RECORDS FOR PROCESSING
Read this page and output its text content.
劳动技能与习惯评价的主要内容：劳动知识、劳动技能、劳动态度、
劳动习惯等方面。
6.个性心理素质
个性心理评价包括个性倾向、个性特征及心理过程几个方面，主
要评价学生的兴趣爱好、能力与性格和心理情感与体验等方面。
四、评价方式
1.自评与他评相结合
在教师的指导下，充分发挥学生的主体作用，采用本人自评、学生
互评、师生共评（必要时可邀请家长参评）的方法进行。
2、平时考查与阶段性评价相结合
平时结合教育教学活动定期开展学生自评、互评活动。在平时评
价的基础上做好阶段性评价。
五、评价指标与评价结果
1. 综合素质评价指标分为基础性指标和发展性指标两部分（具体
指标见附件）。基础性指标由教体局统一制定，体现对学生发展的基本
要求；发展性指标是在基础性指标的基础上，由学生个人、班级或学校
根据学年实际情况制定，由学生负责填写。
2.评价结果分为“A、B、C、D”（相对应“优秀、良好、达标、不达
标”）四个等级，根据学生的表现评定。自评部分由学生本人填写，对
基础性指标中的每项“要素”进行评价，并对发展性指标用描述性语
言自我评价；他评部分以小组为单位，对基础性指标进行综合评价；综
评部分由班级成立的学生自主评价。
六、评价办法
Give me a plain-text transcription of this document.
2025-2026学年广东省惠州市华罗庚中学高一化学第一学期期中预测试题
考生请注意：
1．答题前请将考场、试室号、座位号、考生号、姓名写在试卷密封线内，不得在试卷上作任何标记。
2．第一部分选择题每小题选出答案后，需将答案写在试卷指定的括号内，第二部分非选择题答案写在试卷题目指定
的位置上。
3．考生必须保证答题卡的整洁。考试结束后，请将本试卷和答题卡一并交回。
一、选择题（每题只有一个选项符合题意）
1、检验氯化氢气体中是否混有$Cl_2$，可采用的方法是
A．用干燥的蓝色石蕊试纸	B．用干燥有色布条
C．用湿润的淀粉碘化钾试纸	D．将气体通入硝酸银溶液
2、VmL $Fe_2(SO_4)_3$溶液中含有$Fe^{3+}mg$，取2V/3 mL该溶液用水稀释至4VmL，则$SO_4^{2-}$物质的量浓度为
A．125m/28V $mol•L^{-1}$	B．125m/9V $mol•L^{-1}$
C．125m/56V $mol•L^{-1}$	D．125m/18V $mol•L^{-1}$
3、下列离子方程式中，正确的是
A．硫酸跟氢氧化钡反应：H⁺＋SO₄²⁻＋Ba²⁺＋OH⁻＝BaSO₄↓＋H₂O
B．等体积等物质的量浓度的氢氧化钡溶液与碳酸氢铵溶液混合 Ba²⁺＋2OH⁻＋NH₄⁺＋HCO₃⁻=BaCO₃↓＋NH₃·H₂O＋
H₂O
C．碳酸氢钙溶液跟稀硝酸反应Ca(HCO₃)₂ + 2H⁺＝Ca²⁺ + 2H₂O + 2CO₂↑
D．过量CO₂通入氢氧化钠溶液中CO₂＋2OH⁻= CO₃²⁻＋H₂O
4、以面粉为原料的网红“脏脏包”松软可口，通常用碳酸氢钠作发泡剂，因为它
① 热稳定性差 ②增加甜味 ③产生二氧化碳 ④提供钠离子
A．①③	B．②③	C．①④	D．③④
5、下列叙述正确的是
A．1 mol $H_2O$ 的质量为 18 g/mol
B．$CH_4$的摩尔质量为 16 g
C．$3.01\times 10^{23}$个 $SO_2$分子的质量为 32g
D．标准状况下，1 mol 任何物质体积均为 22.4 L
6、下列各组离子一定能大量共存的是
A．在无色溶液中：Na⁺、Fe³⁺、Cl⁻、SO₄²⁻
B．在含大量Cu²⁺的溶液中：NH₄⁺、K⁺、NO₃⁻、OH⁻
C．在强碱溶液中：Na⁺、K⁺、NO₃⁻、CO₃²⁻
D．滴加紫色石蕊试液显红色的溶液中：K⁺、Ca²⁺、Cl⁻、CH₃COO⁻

TASK
Reproduce the material exactly, with every line intact.

FULL RESPONSE
Read this page and output its text content.
劳动技能与习惯评价的主要内容：劳动知识、劳动技能、劳动态度、
劳动习惯等方面。
6.个性心理素质
个性心理评价包括个性倾向、个性特征及心理过程几个方面，主
要评价学生的兴趣爱好、能力与性格和心理情感与体验等方面。
四、评价方式
1.自评与他评相结合
在教师的指导下，充分发挥学生的主体作用，采用本人自评、学生
互评、师生共评（必要时可邀请家长参评）的方法进行。
2、平时考查与阶段性评价相结合
平时结合教育教学活动定期开展学生自评、互评活动。在平时评
价的基础上做好阶段性评价。
五、评价指标与评价结果
1. 综合素质评价指标分为基础性指标和发展性指标两部分（具体
指标见附件）。基础性指标由教体局统一制定，体现对学生发展的基本
要求；发展性指标是在基础性指标的基础上，由学生个人、班级或学校
根据学年实际情况制定，由学生负责填写。
2.评价结果分为“A、B、C、D”（相对应“优秀、良好、达标、不达
标”）四个等级，根据学生的表现评定。自评部分由学生本人填写，对
基础性指标中的每项“要素”进行评价，并对发展性指标用描述性语
言自我评价；他评部分以小组为单位，对基础性指标进行综合评价；综
评部分由班级成立的学生自主评价。
六、评价办法
Give me a plain-text transcription of this document.
2025-2026学年广东省惠州市华罗庚中学高一化学第一学期期中预测试题
考生请注意：
1．答题前请将考场、试室号、座位号、考生号、姓名写在试卷密封线内，不得在试卷上作任何标记。
2．第一部分选择题每小题选出答案后，需将答案写在试卷指定的括号内，第二部分非选择题答案写在试卷题目指定
的位置上。
3．考生必须保证答题卡的整洁。考试结束后，请将本试卷和答题卡一并交回。
一、选择题（每题只有一个选项符合题意）
1、检验氯化氢气体中是否混有$Cl_2$，可采用的方法是
A．用干燥的蓝色石蕊试纸	B．用干燥有色布条
C．用湿润的淀粉碘化钾试纸	D．将气体通入硝酸银溶液
2、VmL $Fe_2(SO_4)_3$溶液中含有$Fe^{3+}mg$，取2V/3 mL该溶液用水稀释至4VmL，则$SO_4^{2-}$物质的量浓度为
A．125m/28V $mol•L^{-1}$	B．125m/9V $mol•L^{-1}$
C．125m/56V $mol•L^{-1}$	D．125m/18V $mol•L^{-1}$
3、下列离子方程式中，正确的是
A．硫酸跟氢氧化钡反应：H⁺＋SO₄²⁻＋Ba²⁺＋OH⁻＝BaSO₄↓＋H₂O
B．等体积等物质的量浓度的氢氧化钡溶液与碳酸氢铵溶液混合 Ba²⁺＋2OH⁻＋NH₄⁺＋HCO₃⁻=BaCO₃↓＋NH₃·H₂O＋
H₂O
C．碳酸氢钙溶液跟稀硝酸反应Ca(HCO₃)₂ + 2H⁺＝Ca²⁺ + 2H₂O + 2CO₂↑
D．过量CO₂通入氢氧化钠溶液中CO₂＋2OH⁻= CO₃²⁻＋H₂O
4、以面粉为原料的网红“脏脏包”松软可口，通常用碳酸氢钠作发泡剂，因为它
① 热稳定性差 ②增加甜味 ③产生二氧化碳 ④提供钠离子
A．①③	B．②③	C．①④	D．③④
5、下列叙述正确的是
A．1 mol $H_2O$ 的质量为 18 g/mol
B．$CH_4$的摩尔质量为 16 g
C．$3.01\times 10^{23}$个 $SO_2$分子的质量为 32g
D．标准状况下，1 mol 任何物质体积均为 22.4 L
6、下列各组离子一定能大量共存的是
A．在无色溶液中：Na⁺、Fe³⁺、Cl⁻、SO₄²⁻
B．在含大量Cu²⁺的溶液中：NH₄⁺、K⁺、NO₃⁻、OH⁻
C．在强碱溶液中：Na⁺、K⁺、NO₃⁻、CO₃²⁻
D．滴加紫色石蕊试液显红色的溶液中：K⁺、Ca²⁺、Cl⁻、CH₃COO⁻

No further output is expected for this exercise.